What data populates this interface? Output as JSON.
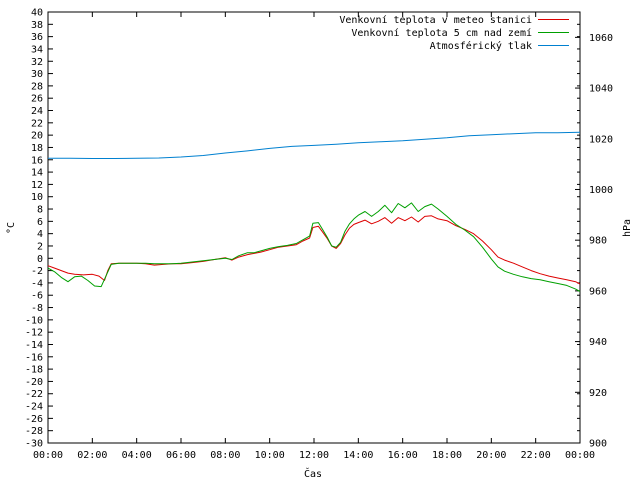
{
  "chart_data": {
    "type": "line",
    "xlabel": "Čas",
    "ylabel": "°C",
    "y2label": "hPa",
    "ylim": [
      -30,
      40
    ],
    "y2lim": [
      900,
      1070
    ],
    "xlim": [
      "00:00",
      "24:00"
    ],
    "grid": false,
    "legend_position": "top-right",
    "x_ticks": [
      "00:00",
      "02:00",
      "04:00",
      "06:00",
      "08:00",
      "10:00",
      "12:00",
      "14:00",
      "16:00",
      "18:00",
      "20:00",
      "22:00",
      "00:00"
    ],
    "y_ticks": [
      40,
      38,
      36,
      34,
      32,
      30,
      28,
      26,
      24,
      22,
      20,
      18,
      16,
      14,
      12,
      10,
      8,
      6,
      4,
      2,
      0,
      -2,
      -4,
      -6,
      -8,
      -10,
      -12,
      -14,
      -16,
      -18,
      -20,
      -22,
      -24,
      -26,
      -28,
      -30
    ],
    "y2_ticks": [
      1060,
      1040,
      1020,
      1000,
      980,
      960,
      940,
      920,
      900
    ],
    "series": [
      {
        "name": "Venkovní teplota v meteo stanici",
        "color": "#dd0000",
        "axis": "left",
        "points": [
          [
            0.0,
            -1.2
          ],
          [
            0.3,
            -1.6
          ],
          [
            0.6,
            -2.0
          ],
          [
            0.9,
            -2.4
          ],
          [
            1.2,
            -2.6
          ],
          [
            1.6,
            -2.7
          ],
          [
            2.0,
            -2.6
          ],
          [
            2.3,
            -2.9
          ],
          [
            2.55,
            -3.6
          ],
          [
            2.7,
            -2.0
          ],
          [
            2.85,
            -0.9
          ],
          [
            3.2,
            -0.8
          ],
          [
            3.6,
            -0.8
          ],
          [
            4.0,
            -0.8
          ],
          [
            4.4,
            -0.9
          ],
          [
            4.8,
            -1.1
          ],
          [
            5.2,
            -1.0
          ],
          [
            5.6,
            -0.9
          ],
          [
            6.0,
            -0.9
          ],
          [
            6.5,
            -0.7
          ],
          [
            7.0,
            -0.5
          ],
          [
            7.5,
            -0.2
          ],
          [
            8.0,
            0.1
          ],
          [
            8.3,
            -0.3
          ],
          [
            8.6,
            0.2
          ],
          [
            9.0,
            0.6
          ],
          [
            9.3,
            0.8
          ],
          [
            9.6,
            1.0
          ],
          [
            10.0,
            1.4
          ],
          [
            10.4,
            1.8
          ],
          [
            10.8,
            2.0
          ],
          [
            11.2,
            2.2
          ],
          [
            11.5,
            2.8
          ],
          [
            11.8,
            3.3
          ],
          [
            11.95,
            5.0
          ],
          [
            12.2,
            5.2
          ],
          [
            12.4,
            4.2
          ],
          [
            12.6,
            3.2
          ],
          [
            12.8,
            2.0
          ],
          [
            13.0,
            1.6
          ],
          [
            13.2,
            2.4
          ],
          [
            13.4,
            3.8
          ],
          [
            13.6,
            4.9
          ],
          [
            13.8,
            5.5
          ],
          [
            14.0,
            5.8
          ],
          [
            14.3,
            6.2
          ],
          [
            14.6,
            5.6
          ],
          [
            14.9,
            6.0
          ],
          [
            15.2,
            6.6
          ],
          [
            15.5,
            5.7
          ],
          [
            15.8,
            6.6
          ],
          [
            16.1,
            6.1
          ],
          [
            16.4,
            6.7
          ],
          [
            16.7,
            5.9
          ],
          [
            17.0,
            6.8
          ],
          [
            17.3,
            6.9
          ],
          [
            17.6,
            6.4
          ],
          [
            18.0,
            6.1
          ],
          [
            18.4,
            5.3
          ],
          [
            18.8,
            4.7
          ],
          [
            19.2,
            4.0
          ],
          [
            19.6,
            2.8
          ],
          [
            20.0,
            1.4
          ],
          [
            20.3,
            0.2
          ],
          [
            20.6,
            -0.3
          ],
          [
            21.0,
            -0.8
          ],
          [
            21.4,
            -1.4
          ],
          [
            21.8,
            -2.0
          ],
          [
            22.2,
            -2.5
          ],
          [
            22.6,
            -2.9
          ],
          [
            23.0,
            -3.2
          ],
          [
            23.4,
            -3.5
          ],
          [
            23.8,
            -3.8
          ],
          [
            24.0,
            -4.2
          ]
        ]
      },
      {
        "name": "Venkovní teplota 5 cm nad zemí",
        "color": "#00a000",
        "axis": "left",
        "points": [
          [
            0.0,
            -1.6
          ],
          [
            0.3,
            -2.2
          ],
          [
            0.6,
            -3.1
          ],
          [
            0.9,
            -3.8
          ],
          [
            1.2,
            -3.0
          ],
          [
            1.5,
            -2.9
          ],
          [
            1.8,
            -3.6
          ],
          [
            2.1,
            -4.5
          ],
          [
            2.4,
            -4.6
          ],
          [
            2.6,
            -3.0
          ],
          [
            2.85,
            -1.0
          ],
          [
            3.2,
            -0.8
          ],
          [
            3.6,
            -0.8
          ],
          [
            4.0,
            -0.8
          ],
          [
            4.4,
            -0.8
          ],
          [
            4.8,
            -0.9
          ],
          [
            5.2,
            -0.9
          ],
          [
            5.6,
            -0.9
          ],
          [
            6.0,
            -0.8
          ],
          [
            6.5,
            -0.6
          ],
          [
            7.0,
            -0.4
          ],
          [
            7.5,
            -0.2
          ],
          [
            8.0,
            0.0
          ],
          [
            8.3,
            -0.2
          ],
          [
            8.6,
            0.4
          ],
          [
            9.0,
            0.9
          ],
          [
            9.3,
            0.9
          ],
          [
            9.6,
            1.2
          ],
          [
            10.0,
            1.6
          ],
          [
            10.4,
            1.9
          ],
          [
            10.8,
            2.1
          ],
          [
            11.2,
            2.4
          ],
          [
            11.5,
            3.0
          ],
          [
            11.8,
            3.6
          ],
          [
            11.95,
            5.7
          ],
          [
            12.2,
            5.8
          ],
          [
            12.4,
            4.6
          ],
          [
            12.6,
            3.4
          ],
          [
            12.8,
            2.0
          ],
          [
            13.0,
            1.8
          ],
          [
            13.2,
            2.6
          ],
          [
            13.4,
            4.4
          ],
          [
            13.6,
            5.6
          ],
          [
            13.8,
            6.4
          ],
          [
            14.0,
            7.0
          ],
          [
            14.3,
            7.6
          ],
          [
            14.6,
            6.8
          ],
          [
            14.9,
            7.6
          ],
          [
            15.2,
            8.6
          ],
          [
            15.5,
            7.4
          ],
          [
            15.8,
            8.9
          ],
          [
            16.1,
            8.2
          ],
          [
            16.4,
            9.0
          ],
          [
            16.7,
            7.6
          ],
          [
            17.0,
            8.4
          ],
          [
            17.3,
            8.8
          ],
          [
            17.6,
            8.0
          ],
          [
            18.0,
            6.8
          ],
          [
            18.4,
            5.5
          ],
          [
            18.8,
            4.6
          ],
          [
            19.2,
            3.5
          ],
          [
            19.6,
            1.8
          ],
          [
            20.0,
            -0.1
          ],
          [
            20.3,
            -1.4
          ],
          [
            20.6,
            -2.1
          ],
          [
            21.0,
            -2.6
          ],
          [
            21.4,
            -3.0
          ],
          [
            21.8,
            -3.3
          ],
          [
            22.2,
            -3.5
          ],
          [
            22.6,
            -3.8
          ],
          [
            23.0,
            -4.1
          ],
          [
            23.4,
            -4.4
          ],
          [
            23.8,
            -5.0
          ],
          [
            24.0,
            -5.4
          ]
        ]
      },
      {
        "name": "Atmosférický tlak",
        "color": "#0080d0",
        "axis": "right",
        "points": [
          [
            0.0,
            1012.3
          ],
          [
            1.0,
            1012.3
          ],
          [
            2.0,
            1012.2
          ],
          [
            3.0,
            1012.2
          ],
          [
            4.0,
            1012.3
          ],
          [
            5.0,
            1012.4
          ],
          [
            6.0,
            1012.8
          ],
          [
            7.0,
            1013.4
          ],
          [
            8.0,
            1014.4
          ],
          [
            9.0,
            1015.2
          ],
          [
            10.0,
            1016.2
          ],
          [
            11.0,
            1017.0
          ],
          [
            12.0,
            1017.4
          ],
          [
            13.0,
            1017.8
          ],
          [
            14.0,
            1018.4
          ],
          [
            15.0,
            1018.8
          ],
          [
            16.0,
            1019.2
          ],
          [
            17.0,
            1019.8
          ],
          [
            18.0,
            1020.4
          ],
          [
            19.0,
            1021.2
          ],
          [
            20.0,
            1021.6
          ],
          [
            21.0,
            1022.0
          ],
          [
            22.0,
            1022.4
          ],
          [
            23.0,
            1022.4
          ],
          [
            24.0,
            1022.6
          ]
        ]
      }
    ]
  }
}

::::::::

▶ WRITTEN REQUEST
Report the number of lines containing the string "color" and add nothing to it.

▶ EXERCISE OUTPUT
3